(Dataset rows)
══════════
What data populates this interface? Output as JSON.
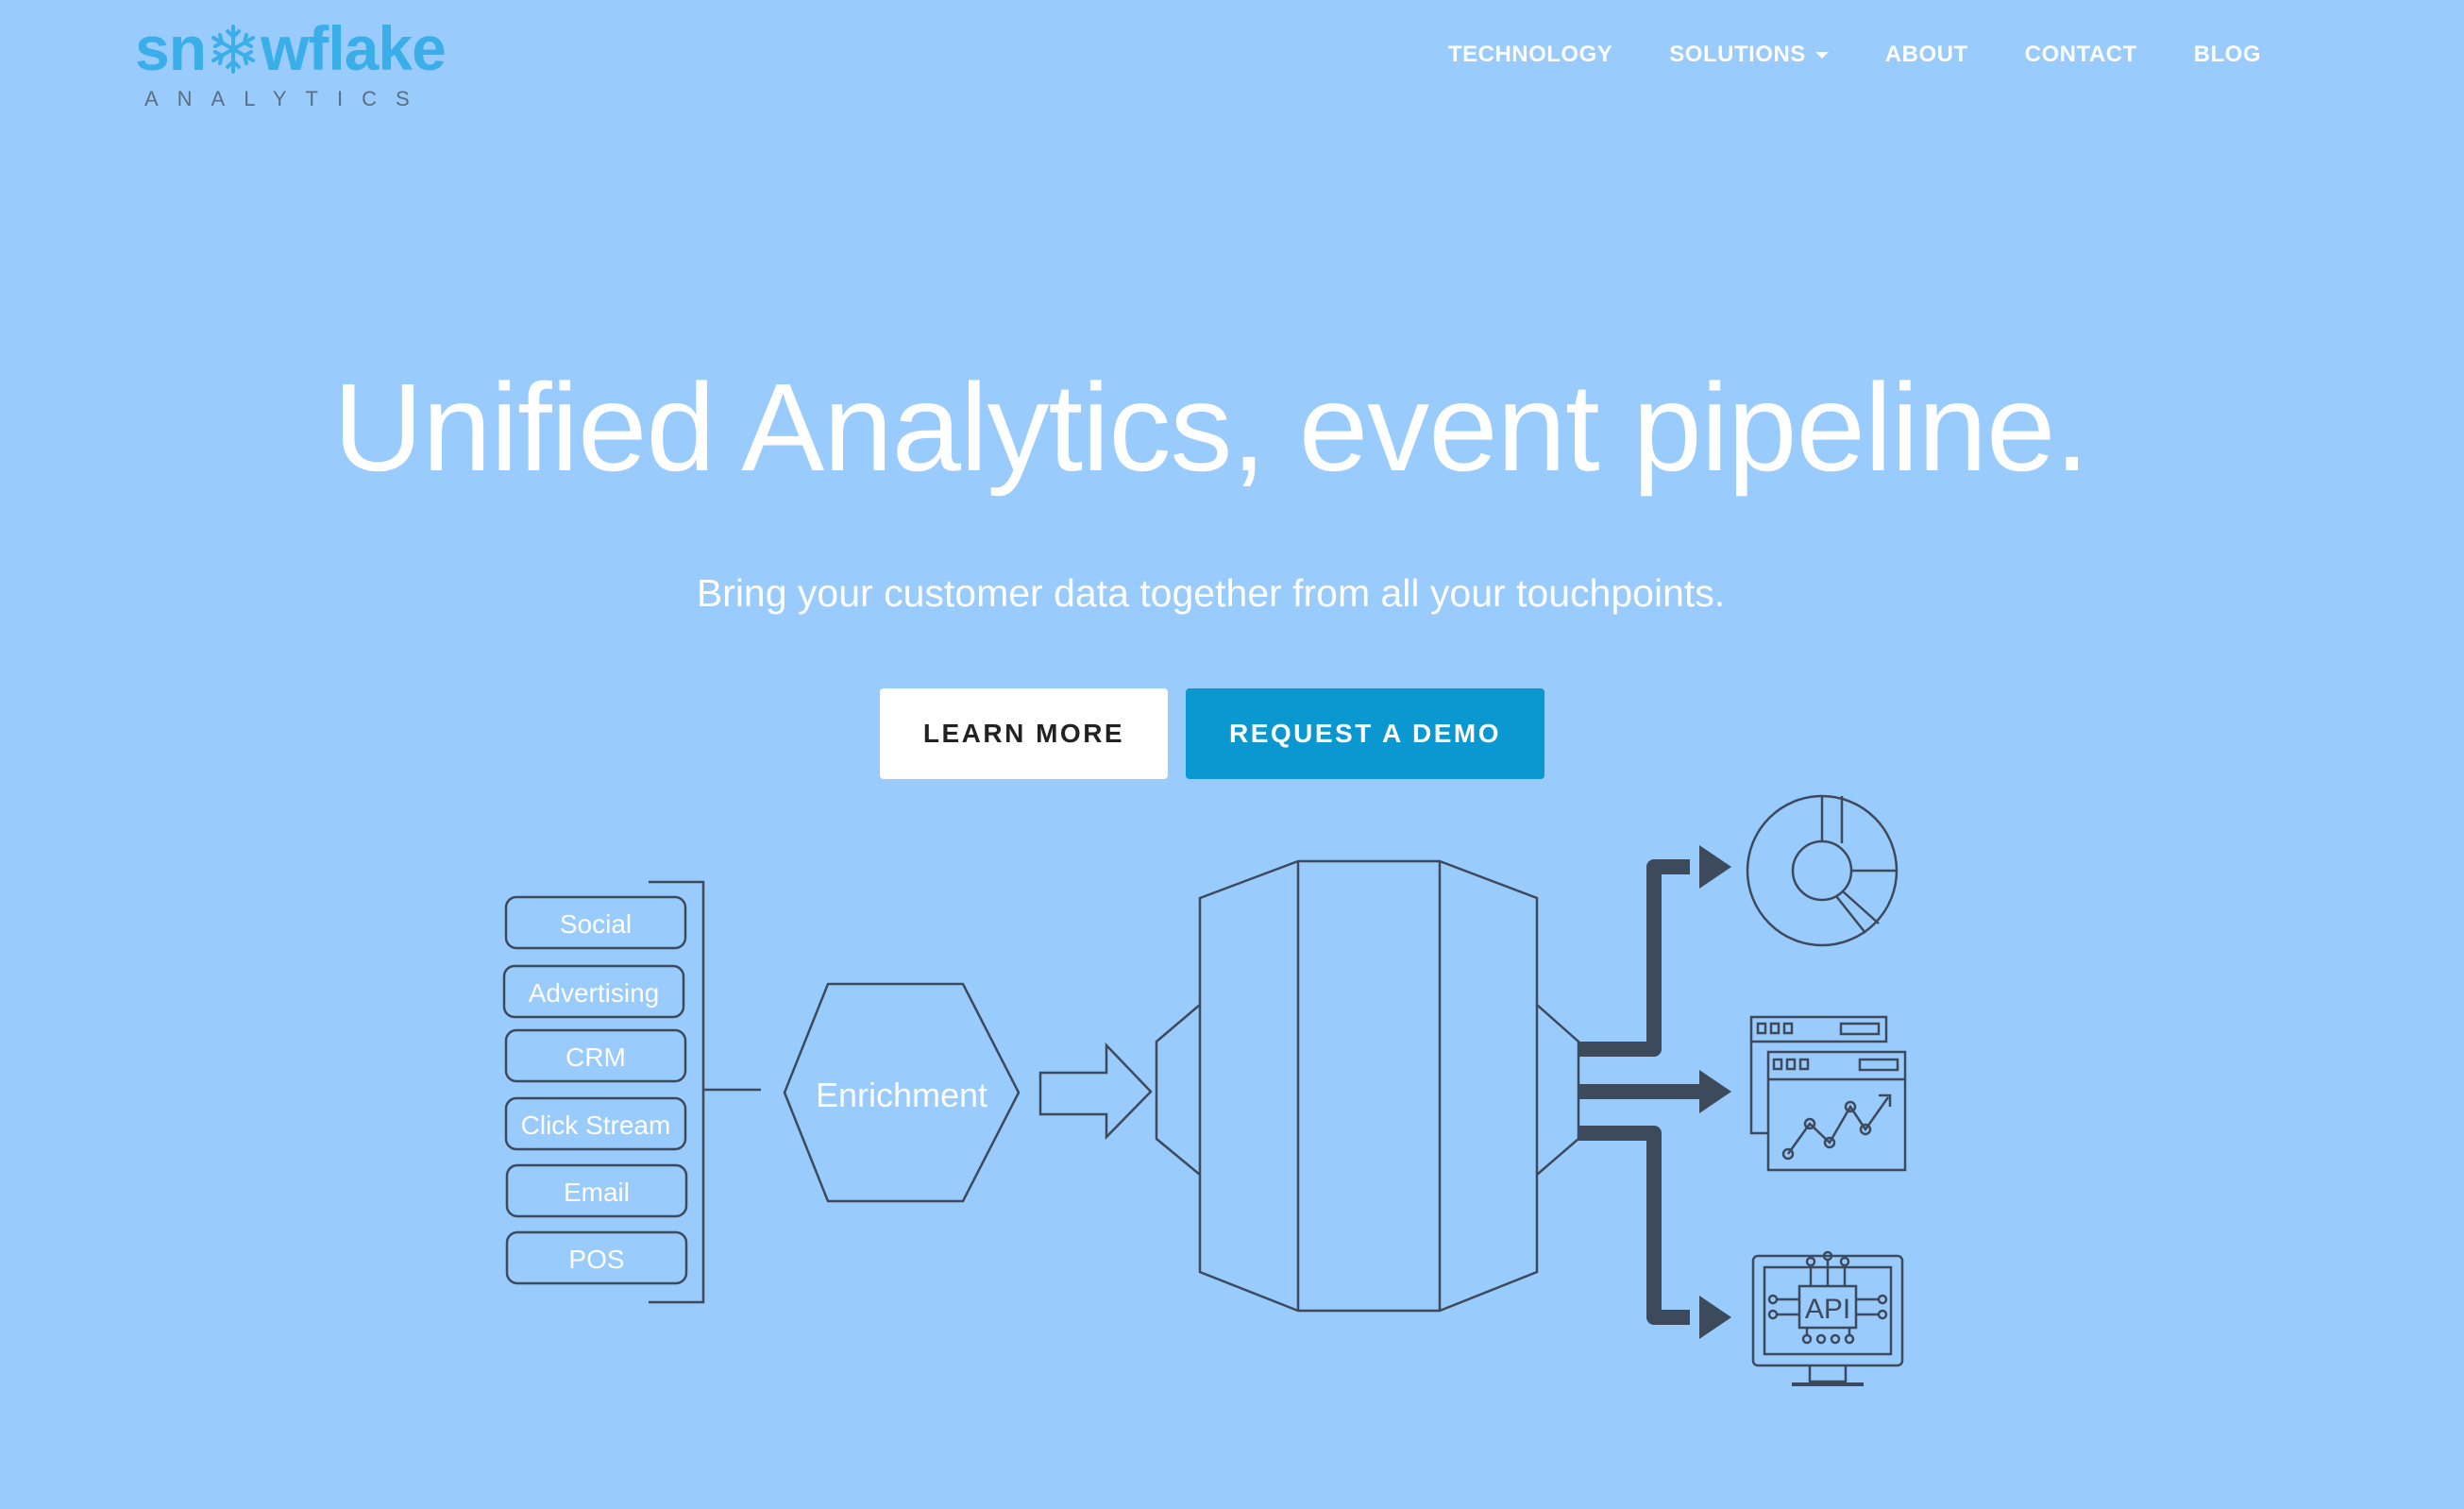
{
  "brand": {
    "logo_word": "snowflake",
    "logo_sub": "ANALYTICS",
    "accent": "#3aaee8"
  },
  "nav": {
    "items": [
      {
        "label": "TECHNOLOGY"
      },
      {
        "label": "SOLUTIONS",
        "has_dropdown": true
      },
      {
        "label": "ABOUT"
      },
      {
        "label": "CONTACT"
      },
      {
        "label": "BLOG"
      }
    ]
  },
  "hero": {
    "title": "Unified Analytics, event pipeline.",
    "subtitle": "Bring your customer data together from all your touchpoints.",
    "learn_more": "LEARN MORE",
    "request_demo": "REQUEST A DEMO"
  },
  "diagram": {
    "sources": [
      "Social",
      "Advertising",
      "CRM",
      "Click Stream",
      "Email",
      "POS"
    ],
    "enrichment": "Enrichment",
    "api_label": "API",
    "outputs": [
      "pie-chart-icon",
      "dashboard-icon",
      "api-monitor-icon"
    ]
  },
  "colors": {
    "background": "#99cbfd",
    "demo_button": "#0b98d0",
    "stroke": "#3d4a5c"
  }
}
══════════
**Exercise brief:**
In your copy, leave out the pictures and reproduce the material above exactly.

**Exercise result:**
What data populates this interface? Output as JSON.
{
  "brand": {
    "logo_word": "snowflake",
    "logo_sub": "ANALYTICS",
    "accent": "#3aaee8"
  },
  "nav": {
    "items": [
      {
        "label": "TECHNOLOGY"
      },
      {
        "label": "SOLUTIONS",
        "has_dropdown": true
      },
      {
        "label": "ABOUT"
      },
      {
        "label": "CONTACT"
      },
      {
        "label": "BLOG"
      }
    ]
  },
  "hero": {
    "title": "Unified Analytics, event pipeline.",
    "subtitle": "Bring your customer data together from all your touchpoints.",
    "learn_more": "LEARN MORE",
    "request_demo": "REQUEST A DEMO"
  },
  "diagram": {
    "sources": [
      "Social",
      "Advertising",
      "CRM",
      "Click Stream",
      "Email",
      "POS"
    ],
    "enrichment": "Enrichment",
    "api_label": "API",
    "outputs": [
      "pie-chart-icon",
      "dashboard-icon",
      "api-monitor-icon"
    ]
  },
  "colors": {
    "background": "#99cbfd",
    "demo_button": "#0b98d0",
    "stroke": "#3d4a5c"
  }
}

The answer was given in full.